— Begin TEXT SHOWN —

Preparation of Pricing Supplement:

          If the Company accepts an offer to purchase a
Book-Entry Security, it will prepare a Pricing
Supplement reflecting the terms of such Book-Entry
Security and arrange to have delivered to the Selling
Agent or Purchasing Agent, as the case may be, at least
ten copies of such Pricing Supplement, not later than
5:00 p.m., New York City time, on the Business Day
following the receipt of the Sale Information, or if
the Company and the purchaser agree to settlement on
the Business Day following the date of acceptance, not
later than noon, New York City time, on such date.  The
Company will arrange to have Pricing Supplements filed
with the Commission not later than the close of
business of the Commission on the fifth Business Day
following the date on which such Pricing Supplement is
first used, or such shorter period as prescribed by the
rules and regulations under the Act.

Delivery of Confirmation and Prospectus to Purchaser by
Selling Agent:

          The Selling Agent will deliver to the
purchaser of a Book-Entry Security a written
confirmation of the sale and delivery and payment
instructions.  In addition, the Selling Agent will
deliver to such purchaser or its agent the Prospectus
as amended or supplemented (including the Pricing
Supplement) in relation to such Book-Entry Security
prior to or together with the earlier of the delivery
to such purchaser or its agent of (a) the confirmation
of sale or (b) the Book-Entry Security.

Date of Settlement:

<PAGE>

            The receipt by the Company of immediately
available funds in payment for a Book-Entry Security
and the authentication and issuance of the Global
Security representing such Book-Entry Security shall
constitute "settlement" with respect to such Book-Entry
Security.  All orders accepted by the Company will be
settled on the third Business Day pursuant to the
timetable for settlement set forth below unless the
Company and the purchaser agree to settlement on
another day which shall be no earlier than the next
Business Day.

Settlement Procedure Timetable:

          For orders of Book-Entry Securities solicited
by an Agent as agent, and accepted by the Company for
settlement on the first Business Day after the sale
date, Settlement Procedures "A" through "I" set forth
above shall be completed as soon as possible but not
later than the respective times (New York City time)

— End TEXT SHOWN —
— Begin DATASET EXCERPT —

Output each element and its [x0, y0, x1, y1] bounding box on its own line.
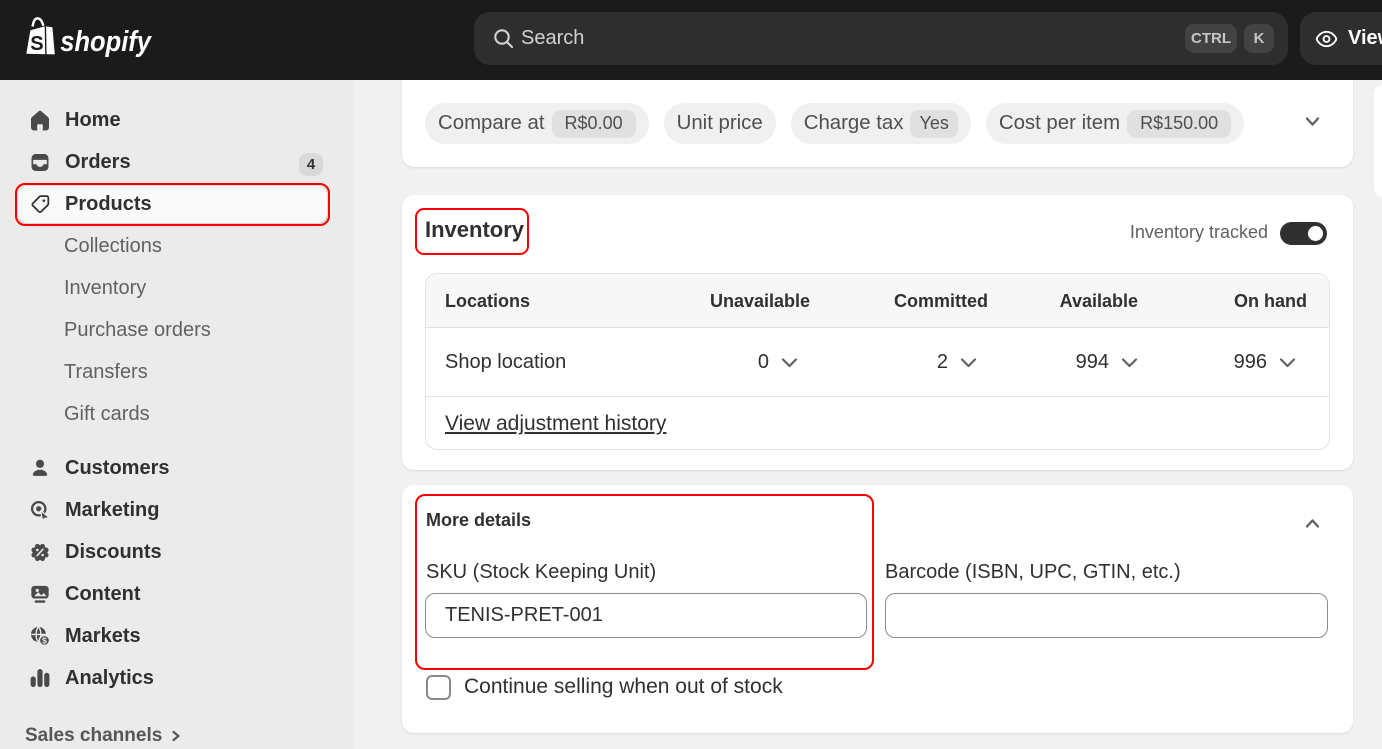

— End DATASET EXCERPT —

- _TASKS_
- a) Answer these questions using the passage on book-entry settlement procedures.
(i) At least how many copies of the Pricing Supplement must the Company arrange to have delivered to the Selling Agent or Purchasing Agent?
(ii) Which two things together constitute "settlement" for a Book-Entry Security?
(iii) By when must the Company have Pricing Supplements filed with the Commission?
- b) Reproduce the passage on book-entry settlement procedures word for word, starting at "For orders of" and ending at "York City time)".
- c) Go on with the passage on book-entry settlement procedures from the point where it stops.
The data that comes after the passage on book-entry settlement procedures is separate material.

- _ANSWERS TO THE PROBLEMS_
- a)
(i) At least ten copies.
(ii) The Company's receipt of immediately available funds in payment for the Book-Entry Security, and the authentication and issuance of the Global Security representing it.
(iii) No later than the close of business of the Commission on the fifth Business Day after the Pricing Supplement is first used, or a shorter period if the rules and regulations under the Act prescribe one.

- b)
For orders of Book-Entry Securities solicited
by an Agent as agent, and accepted by the Company for
settlement on the first Business Day after the sale
date, Settlement Procedures "A" through "I" set forth
above shall be completed as soon as possible but not
later than the respective times (New York City time)

- c)
set forth below:

       Settlement
       Procedure    Time

           A        5:00 p.m. on the Business Day following
                    the acceptance of an offer by the
                    Company to 10:00 a.m. on the Business
                    Day prior to the settlement date,
                    whichever is earlier
           B        12:00 noon on the sale date
           C        2:00 p.m. on the sale date
           D        9:00 a.m. on settlement date
           E        10:00 a.m. on settlement date
           F-G      2:00 p.m. on settlement date
           H        4:45 p.m. on settlement date
           I        5:00 p.m. on settlement date

          If a sale is to be settled more than one
Business Day after the sale date, Settlement Procedures
"B" and "C" shall be completed as soon as practicable
but not later than 2:00 p.m. on the first Business Day
after the sale date.  If the initial interest rate for
a Floating Rate Book-Entry Security has not been
determined at the time that Settlement Procedure "A" is
completed, Settlement Procedures "B" and "C" shall be
completed as soon as such rate has been determined but
no later than 2:00 p.m. on the second Business Day
before the settlement date.  Settlement Procedure "H"
is subject to extension in accordance with any
extension of Fedwire closing deadlines and in the other
events specified in the SDFS operating procedures in
effect on the settlement date.

            If settlement of a Book-Entry Security is
rescheduled or cancelled, the Trustee, upon obtaining
knowledge thereof, will deliver to the Depositary,
through the Depositary's Participation Terminal System,
a cancellation message to such effect by no later than
2:00 p.m. on the Business Day immediately preceding the
scheduled settlement date.

Failure to Settle:

            If the Trustee fails to enter an SDFS
deliver order with respect to a Book-Entry Security
pursuant to Settlement Procedure "F", the Trustee may
deliver to the Depositary,

<PAGE>

through the Depositary's Participant Terminal System, as
soon as practicable a withdrawal message instructing the
Depositary to debit such Book-Entry Security to the Trustee's
participant account, provided that the Trustee's participant
account contains a principal amount of the Global
Security representing such Book-Entry Security that is
at least equal to the principal amount to be debited.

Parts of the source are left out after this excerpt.